● QUOTED PASSAGE:
[pypy-commit] pypy default: Rewrite str_decode_utf_8_impl() to produce the exact same error messages
arigo
pypy.commits at gmail.com
Tue Feb 21 13:05:17 EST 2017
Author: Armin Rigo <arigo at tunes.org>
Branch:
Changeset: r90277:5e8ef7ce3887
Date: 2017-02-21 19:04 +0100
http://bitbucket.org/pypy/pypy/changeset/5e8ef7ce3887/
Log: Rewrite str_decode_utf_8_impl() to produce the exact same error
messages as CPython 2.7. (test by fijal)
diff --git a/rpython/rlib/runicode.py b/rpython/rlib/runicode.py
--- a/rpython/rlib/runicode.py
+++ b/rpython/rlib/runicode.py
@@ -133,23 +133,6 @@
def _invalid_cont_byte(ordch):
return ordch>>6 != 0x2 # 0b10
-_invalid_byte_2_of_2 = _invalid_cont_byte
-_invalid_byte_3_of_3 = _invalid_cont_byte
-_invalid_byte_3_of_4 = _invalid_cont_byte
-_invalid_byte_4_of_4 = _invalid_cont_byte
-
- at enforceargs(allow_surrogates=bool)

● EXTRACTED MATERIAL:
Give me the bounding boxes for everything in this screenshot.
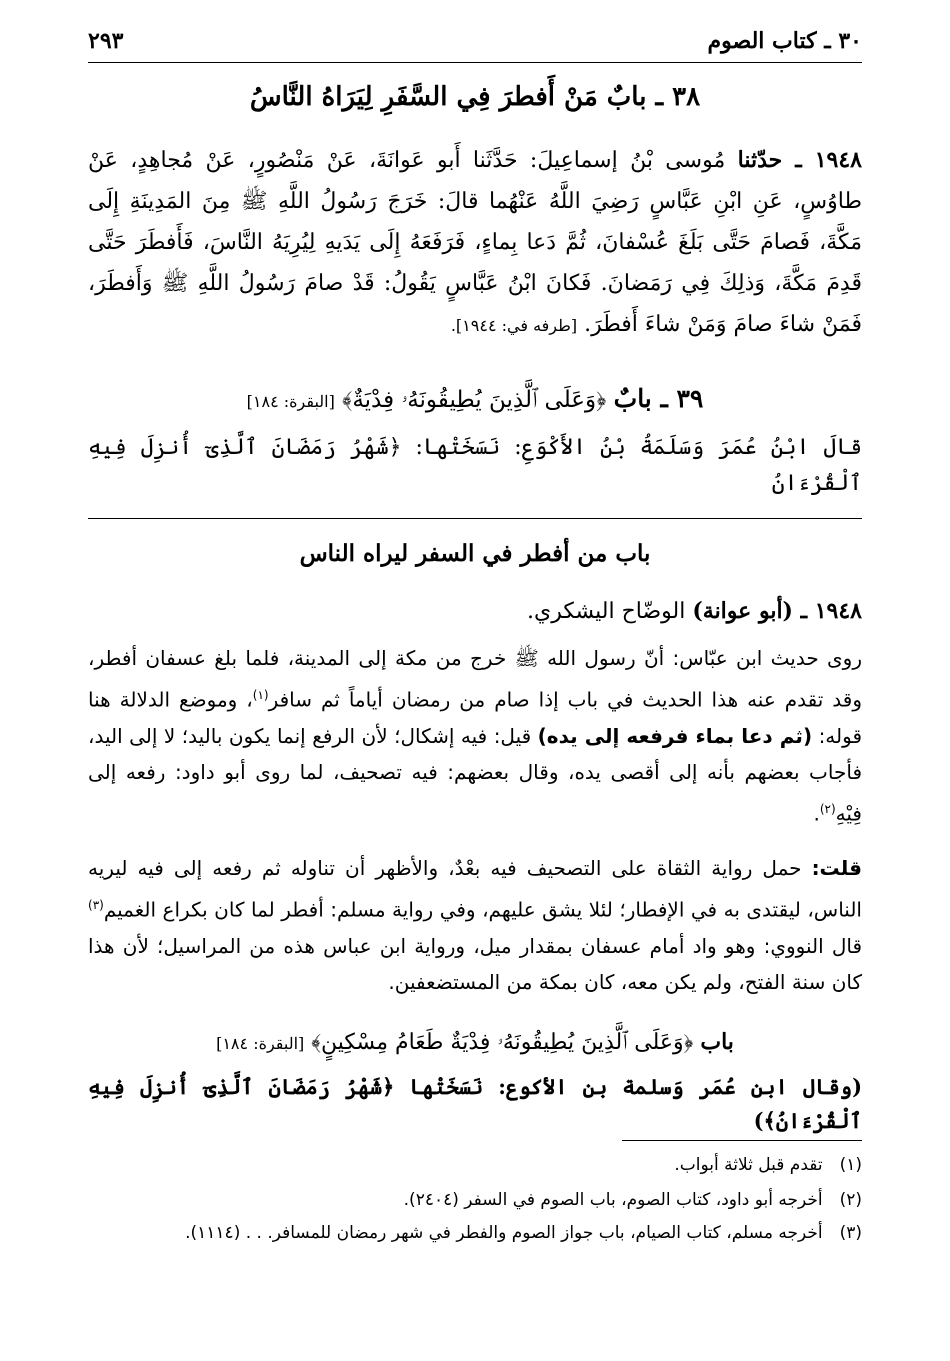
hadith-1948: [88, 140, 862, 346]
p1-end: .: [813, 801, 820, 826]
chapter-39-verse: ﴿وَعَلَى ٱلَّذِينَ يُطِيقُونَهُۥ فِدْيَةٌ﴾: [342, 387, 607, 413]
hadith-number: ١٩٤٨ ـ حدّثنا: [737, 147, 862, 173]
footnote-1: [88, 1150, 862, 1180]
p1-quote: (ثم دعا بماء فرفعه إلى يده): [537, 723, 813, 748]
footnote-text: أخرجه مسلم، كتاب الصيام، باب جواز الصوم والفطر في شهر رمضان للمسافر. . . (١١١٤).: [185, 1223, 823, 1243]
bab-label: باب: [700, 1029, 734, 1055]
footnote-number: (٢): [839, 1190, 862, 1210]
chapter-38-heading: ٣٨ ـ بابٌ مَنْ أَفطرَ فِي السَّفَرِ لِيَرَاهُ النَّاسُ: [249, 82, 701, 112]
p1-text-a: روى حديث ابن عبّاس: أنّ رسول الله ﷺ خرج من مكة إلى المدينة، فلما بلغ عسفان أفطر، وقد تقدم عنه هذا الحديث في باب إذا صام من رمضان أياماً ثم سافر: [88, 646, 863, 712]
footnote-2: [88, 1185, 862, 1215]
p1-text-c: قيل: فيه إشكال؛ لأن الرفع إنما يكون باليد؛ لا إلى اليد، فأجاب بعضهم بأنه إلى أقصى يده، وقال بعضهم: فيه تصحيف، لما روى أبو داود: رفعه إلى فِيْهِ: [88, 723, 862, 826]
bab-verse: ﴿وَعَلَى ٱلَّذِينَ يُطِيقُونَهُۥ فِدْيَةٌ طَعَامُ مِسْكِينٍ﴾: [311, 1030, 694, 1055]
chapter-39-reference: [البقرة: ١٨٤]: [246, 392, 335, 411]
p2-lead: قلت:: [811, 856, 862, 880]
page-number: ٢٩٣: [88, 28, 124, 54]
footnote-number: (٣): [839, 1223, 862, 1243]
footnote-number: (١): [839, 1155, 862, 1175]
hadith-text: مُوسى بْنُ إسماعِيلَ: حَدَّثَنا أَبو عَوانَةَ، عَنْ مَنْصُورٍ، عَنْ مُجاهِدٍ، عَنْ طاوُسٍ، عَنِ ابْنِ عَبَّاسٍ رَضِيَ اللَّهُ عَنْهُما قالَ: خَرَجَ رَسُولُ اللَّهِ ﷺ مِنَ المَدِينَةِ إِلَى مَكَّةَ، فَصامَ حَتَّى بَلَغَ عُسْفانَ، ثُمَّ دَعا بِماءٍ، فَرَفَعَهُ إِلَى يَدَيهِ لِيُرِيَهُ النَّاسَ، فَأَفطَرَ حَتَّى قَدِمَ مَكَّةَ، وَذلِكَ فِي رَمَضانَ. فَكانَ ابْنُ عَبَّاسٍ يَقُولُ: قَدْ صامَ رَسُولُ اللَّهِ ﷺ وَأَفطَرَ، فَمَنْ شاءَ صامَ وَمَنْ شاءَ أَفطَرَ.: [88, 148, 862, 337]
running-header: [88, 26, 862, 63]
hadith-cross-reference: [طرفه في: ١٩٤٤].: [450, 316, 578, 335]
chapter-title: ٣٠ ـ كتاب الصوم: [707, 28, 862, 54]
commentary-narrator: [88, 594, 862, 629]
commentary-paragraph-1: [88, 640, 862, 832]
commentary-narration: (وقال ابن عُمَر وَسلمة بن الأكوع: نَسَخَتْها ﴿شَهْرُ رَمَضَانَ ٱلَّذِىٓ أُنزِلَ فِيهِ ٱلْقُرْءَانُ﴾): [88, 1074, 862, 1133]
commentary-narrator-label: ١٩٤٨ ـ (أبو عوانة): [692, 598, 862, 624]
footnote-3: [88, 1218, 862, 1248]
footnote-divider: [622, 1140, 862, 1141]
bab-reference: [البقرة: ١٨٤]: [216, 1034, 305, 1053]
commentary-narrator-name: الوضّاح اليشكري.: [527, 599, 686, 624]
commentary-paragraph-2: [88, 850, 862, 1001]
footnote-text: تقدم قبل ثلاثة أبواب.: [674, 1155, 823, 1175]
p2-text-b: قال النووي: وهو واد أمام عسفان بمقدار ميل، ورواية ابن عباس هذه من المراسيل؛ لأن هذا كان سنة الفتح، ولم يكن معه، كان بمكة من المستضعفين.: [88, 933, 862, 995]
footnote-ref-3: (٣): [88, 897, 104, 912]
footnote-text: أخرجه أبو داود، كتاب الصوم، باب الصوم في السفر (٢٤٠٤).: [403, 1190, 823, 1210]
p1-text-b: ، وموضع الدلالة هنا قوله:: [88, 687, 863, 748]
commentary-bab-heading: [88, 1025, 862, 1061]
footnote-ref-1: (١): [252, 687, 269, 702]
p2-text-a: حمل رواية الثقاة على التصحيف فيه بعْدٌ، والأظهر أن تناوله ثم رفعه إلى فيه ليريه الناس، ليقتدى به في الإفطار؛ لئلا يشق عليهم، وفي رواية مسلم: أفطر لما كان بكراع الغميم: [88, 856, 862, 922]
chapter-39-label: ٣٩ ـ بابٌ: [613, 384, 704, 413]
narration-ibn-umar: قالَ ابْنُ عُمَرَ وَسَلَمَةُ بْنُ الأَكْوَعِ: نَسَخَتْها: ﴿شَهْرُ رَمَضَانَ ٱلَّذِىٓ أُنزِلَ فِيهِ ٱلْقُرْءَانُ: [88, 435, 862, 496]
chapter-39-heading: [88, 382, 862, 419]
footnote-ref-2: (٢): [819, 801, 836, 816]
section-divider: [88, 518, 862, 519]
commentary-title: باب من أفطر في السفر ليراه الناس: [299, 540, 651, 567]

● WHAT TO DO:
1. According to the commit email, which file does the diff change?
2. Echo the commit email from "[pypy-commit] pypy default: Rewrite" up to and including "(test by fijal)".
The material above stands apart from the commit email.

● ANSWER LIST:
1. rpython/rlib/runicode.py

2.
[pypy-commit] pypy default: Rewrite str_decode_utf_8_impl() to produce the exact same error messages
arigo
pypy.commits at gmail.com
Tue Feb 21 13:05:17 EST 2017
Author: Armin Rigo <arigo at tunes.org>
Branch:
Changeset: r90277:5e8ef7ce3887
Date: 2017-02-21 19:04 +0100
http://bitbucket.org/pypy/pypy/changeset/5e8ef7ce3887/
Log: Rewrite str_decode_utf_8_impl() to produce the exact same error
messages as CPython 2.7. (test by fijal)